> **Available records**:
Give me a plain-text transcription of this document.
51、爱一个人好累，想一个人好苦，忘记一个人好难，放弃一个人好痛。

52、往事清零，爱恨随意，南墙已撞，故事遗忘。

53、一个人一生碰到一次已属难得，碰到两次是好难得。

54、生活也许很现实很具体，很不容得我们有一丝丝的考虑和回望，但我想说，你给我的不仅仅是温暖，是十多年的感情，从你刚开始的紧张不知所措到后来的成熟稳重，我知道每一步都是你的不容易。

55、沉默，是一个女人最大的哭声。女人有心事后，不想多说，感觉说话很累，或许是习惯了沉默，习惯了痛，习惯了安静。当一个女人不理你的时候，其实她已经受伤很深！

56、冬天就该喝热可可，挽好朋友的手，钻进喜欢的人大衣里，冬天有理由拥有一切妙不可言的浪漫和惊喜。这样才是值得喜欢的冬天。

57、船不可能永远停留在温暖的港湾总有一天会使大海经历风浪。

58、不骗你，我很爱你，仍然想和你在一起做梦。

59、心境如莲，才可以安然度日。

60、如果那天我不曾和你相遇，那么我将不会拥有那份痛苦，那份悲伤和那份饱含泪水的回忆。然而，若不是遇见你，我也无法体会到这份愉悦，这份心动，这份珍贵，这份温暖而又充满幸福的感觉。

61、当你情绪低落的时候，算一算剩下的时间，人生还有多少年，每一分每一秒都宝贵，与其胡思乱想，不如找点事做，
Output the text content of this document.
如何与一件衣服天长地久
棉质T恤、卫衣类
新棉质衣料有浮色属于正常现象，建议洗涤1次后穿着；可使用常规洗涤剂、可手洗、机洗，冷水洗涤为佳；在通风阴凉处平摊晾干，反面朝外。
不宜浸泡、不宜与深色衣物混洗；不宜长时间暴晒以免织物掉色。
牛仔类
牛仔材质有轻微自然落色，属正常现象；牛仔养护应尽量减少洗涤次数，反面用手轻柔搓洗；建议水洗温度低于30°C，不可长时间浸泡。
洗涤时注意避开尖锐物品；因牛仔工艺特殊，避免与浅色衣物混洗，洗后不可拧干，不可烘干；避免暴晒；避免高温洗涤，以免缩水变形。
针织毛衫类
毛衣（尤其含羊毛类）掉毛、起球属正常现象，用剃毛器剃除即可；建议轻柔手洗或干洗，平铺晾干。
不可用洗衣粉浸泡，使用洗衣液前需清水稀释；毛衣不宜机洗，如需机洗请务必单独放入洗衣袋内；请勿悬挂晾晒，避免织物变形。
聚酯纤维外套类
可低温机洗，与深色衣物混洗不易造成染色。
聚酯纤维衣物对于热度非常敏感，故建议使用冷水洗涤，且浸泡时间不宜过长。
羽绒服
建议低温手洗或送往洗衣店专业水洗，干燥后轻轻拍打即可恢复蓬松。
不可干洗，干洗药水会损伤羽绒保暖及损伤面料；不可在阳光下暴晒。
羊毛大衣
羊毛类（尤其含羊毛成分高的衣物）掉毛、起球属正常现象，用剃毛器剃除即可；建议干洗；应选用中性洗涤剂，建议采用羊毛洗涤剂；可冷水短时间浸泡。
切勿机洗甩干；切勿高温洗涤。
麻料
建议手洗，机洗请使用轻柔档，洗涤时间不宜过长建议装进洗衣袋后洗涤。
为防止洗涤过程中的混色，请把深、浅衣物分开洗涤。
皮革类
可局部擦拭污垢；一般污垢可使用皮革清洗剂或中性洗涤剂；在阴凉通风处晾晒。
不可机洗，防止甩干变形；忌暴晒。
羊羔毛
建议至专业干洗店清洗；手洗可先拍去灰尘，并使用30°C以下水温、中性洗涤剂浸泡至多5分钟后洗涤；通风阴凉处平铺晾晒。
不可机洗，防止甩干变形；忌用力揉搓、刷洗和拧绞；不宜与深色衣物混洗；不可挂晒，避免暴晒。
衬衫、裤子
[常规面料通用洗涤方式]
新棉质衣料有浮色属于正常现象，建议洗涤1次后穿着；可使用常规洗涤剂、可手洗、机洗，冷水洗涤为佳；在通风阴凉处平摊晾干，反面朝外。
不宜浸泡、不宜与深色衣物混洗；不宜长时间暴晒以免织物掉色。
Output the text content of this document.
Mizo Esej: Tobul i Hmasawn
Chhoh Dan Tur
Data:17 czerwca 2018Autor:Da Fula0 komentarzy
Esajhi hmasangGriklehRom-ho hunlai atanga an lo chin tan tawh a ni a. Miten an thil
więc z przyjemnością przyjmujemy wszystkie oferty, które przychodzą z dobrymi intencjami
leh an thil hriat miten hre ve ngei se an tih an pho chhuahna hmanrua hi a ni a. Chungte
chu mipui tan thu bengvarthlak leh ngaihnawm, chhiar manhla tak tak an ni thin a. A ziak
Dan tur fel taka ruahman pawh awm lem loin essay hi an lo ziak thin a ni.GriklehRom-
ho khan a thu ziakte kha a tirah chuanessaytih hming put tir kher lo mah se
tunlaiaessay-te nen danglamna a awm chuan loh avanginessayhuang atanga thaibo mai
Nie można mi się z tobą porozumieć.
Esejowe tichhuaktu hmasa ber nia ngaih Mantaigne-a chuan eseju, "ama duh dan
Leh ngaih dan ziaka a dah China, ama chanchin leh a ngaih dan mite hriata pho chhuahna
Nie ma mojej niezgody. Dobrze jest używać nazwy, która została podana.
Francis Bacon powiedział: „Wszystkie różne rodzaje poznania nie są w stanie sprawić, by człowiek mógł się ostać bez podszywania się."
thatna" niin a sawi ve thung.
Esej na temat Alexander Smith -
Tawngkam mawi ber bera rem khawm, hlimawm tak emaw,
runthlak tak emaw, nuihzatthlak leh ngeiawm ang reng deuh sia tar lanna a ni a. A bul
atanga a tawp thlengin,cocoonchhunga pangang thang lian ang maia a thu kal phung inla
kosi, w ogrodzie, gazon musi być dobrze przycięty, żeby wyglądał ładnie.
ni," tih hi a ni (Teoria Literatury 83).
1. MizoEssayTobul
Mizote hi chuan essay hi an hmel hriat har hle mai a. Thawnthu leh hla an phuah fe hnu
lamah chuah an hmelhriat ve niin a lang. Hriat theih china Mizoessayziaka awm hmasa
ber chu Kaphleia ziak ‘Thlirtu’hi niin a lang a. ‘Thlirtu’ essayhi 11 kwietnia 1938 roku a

> **Task objective**:
Within the listing above, copy each line that has the string "atanga".

> **Finished exercise**:
Esajhi hmasangGriklehRom-ho hunlai atanga an lo chin tan tawh a ni a. Miten an thil
tunlaiaessay-te nen danglamna a awm chuan loh avanginessayhuang atanga thaibo mai
atanga a tawp thlengin,cocoonchhunga pangang thang lian ang maia a thu kal phung inla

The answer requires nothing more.